**Records for processing:**
## START
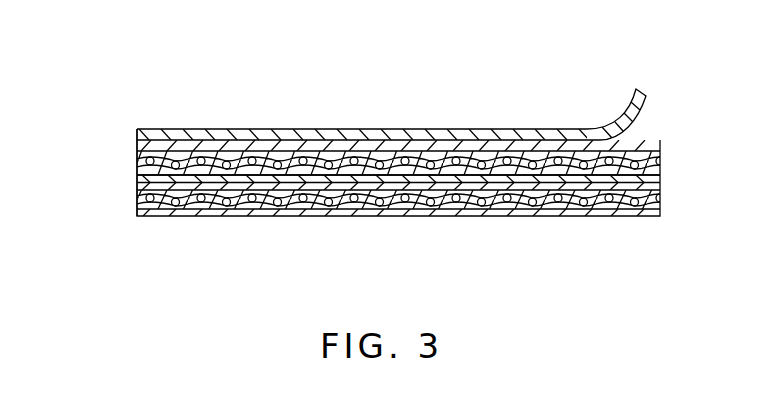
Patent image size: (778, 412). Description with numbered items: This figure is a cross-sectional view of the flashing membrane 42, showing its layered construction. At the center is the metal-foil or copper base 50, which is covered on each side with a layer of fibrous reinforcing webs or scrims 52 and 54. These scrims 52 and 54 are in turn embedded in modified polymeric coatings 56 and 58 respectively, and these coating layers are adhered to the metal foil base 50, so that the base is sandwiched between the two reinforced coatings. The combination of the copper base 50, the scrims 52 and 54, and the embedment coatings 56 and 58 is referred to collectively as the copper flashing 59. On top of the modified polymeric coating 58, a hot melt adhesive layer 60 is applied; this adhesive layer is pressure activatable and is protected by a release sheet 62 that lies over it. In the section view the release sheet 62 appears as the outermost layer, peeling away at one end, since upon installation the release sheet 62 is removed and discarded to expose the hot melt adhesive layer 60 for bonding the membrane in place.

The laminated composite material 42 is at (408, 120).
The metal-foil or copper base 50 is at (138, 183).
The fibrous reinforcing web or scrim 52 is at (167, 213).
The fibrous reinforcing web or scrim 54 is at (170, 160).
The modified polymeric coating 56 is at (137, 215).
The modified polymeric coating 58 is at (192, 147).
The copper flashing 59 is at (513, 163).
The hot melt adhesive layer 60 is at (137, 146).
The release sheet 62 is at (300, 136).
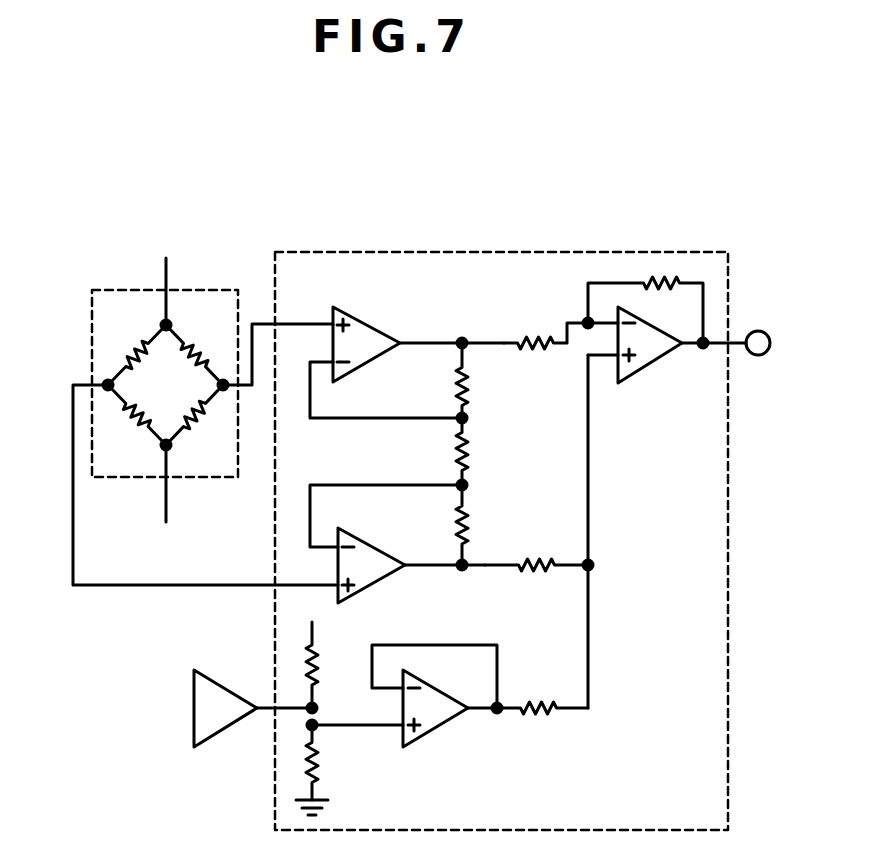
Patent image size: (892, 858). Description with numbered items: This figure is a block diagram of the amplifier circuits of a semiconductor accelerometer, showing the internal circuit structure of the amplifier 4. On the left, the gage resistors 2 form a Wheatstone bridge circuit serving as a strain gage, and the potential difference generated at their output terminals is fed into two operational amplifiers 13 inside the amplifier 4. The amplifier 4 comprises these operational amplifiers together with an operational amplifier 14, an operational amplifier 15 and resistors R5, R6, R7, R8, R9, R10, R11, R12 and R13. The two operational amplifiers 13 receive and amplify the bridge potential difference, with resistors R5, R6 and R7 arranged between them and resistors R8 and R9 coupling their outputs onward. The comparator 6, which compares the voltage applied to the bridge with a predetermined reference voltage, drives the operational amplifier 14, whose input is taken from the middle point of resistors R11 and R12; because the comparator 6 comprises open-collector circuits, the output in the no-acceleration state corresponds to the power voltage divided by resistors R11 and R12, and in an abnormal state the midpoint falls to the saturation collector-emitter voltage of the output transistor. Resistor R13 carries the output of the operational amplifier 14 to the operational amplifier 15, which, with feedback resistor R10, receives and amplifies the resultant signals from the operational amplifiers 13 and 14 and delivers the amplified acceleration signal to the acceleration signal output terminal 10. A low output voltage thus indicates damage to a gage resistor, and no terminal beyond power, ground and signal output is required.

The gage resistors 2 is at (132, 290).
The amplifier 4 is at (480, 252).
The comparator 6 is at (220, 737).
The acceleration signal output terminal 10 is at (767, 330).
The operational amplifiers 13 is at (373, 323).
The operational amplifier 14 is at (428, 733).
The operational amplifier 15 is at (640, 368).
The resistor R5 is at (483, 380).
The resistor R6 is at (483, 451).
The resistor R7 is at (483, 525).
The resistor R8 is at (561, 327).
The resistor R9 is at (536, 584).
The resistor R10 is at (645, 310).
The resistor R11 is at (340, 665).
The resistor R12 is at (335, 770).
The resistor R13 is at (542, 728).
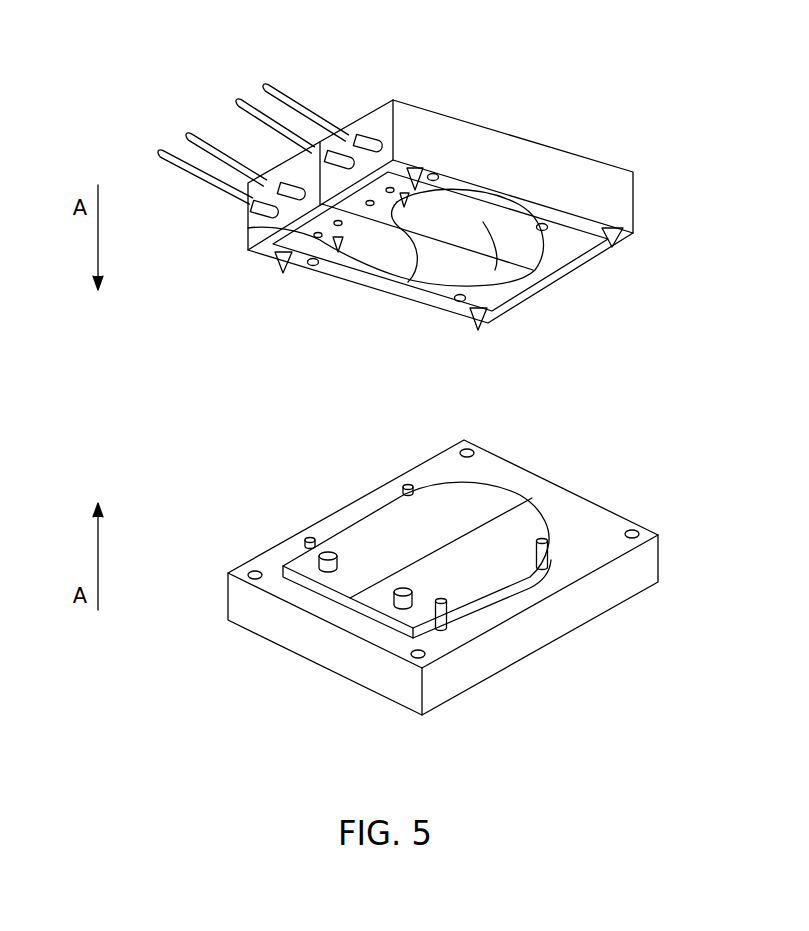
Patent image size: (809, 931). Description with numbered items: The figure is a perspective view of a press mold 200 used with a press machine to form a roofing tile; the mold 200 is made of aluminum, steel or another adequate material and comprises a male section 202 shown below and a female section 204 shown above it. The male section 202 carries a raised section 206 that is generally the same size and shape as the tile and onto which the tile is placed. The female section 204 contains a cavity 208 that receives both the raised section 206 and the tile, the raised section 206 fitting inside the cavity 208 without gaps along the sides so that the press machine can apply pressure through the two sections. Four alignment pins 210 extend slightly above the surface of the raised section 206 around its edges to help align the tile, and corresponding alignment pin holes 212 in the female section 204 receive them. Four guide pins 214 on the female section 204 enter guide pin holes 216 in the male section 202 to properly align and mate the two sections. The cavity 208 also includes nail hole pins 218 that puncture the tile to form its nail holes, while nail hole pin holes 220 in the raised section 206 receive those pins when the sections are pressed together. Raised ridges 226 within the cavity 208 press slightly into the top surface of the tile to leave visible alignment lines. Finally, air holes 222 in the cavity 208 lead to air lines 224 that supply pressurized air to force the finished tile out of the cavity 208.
## END
Rewrite everything from the start of the records down to the line containing "The release sheet 62 is at (300, 136).", inclusive, as a Markdown table with columns "No." and "Text", numbering each line and leaving out blank lines. Omit the pictures from the table.

| No. | Text |
|---|---|
| 1 | Patent image size: (778, 412). Description with numbered items: This figure is a cross-sectional view of the flashing membrane 42, showing its layered construction. At the center is the metal-foil or copper base 50, which is covered on each side with a layer of fibrous reinforcing webs or scrims 52 and 54. These scrims 52 and 54 are in turn embedded in modified polymeric coatings 56 and 58 respectively, and these coating layers are adhered to the metal foil base 50, so that the base is sandwiched between the two reinforced coatings. The combination of the copper base 50, the scrims 52 and 54, and the embedment coatings 56 and 58 is referred to collectively as the copper flashing 59. On top of the modified polymeric coating 58, a hot melt adhesive layer 60 is applied; this adhesive layer is pressure activatable and is protected by a release sheet 62 that lies over it. In the section view the release sheet 62 appears as the outermost layer, peeling away at one end, since upon installation the release sheet 62 is removed and discarded to expose the hot melt adhesive layer 60 for bonding the membrane in place. |
| 2 | The laminated composite material 42 is at (408, 120). |
| 3 | The metal-foil or copper base 50 is at (138, 183). |
| 4 | The fibrous reinforcing web or scrim 52 is at (167, 213). |
| 5 | The fibrous reinforcing web or scrim 54 is at (170, 160). |
| 6 | The modified polymeric coating 56 is at (137, 215). |
| 7 | The modified polymeric coating 58 is at (192, 147). |
| 8 | The copper flashing 59 is at (513, 163). |
| 9 | The hot melt adhesive layer 60 is at (137, 146). |
| 10 | The release sheet 62 is at (300, 136). |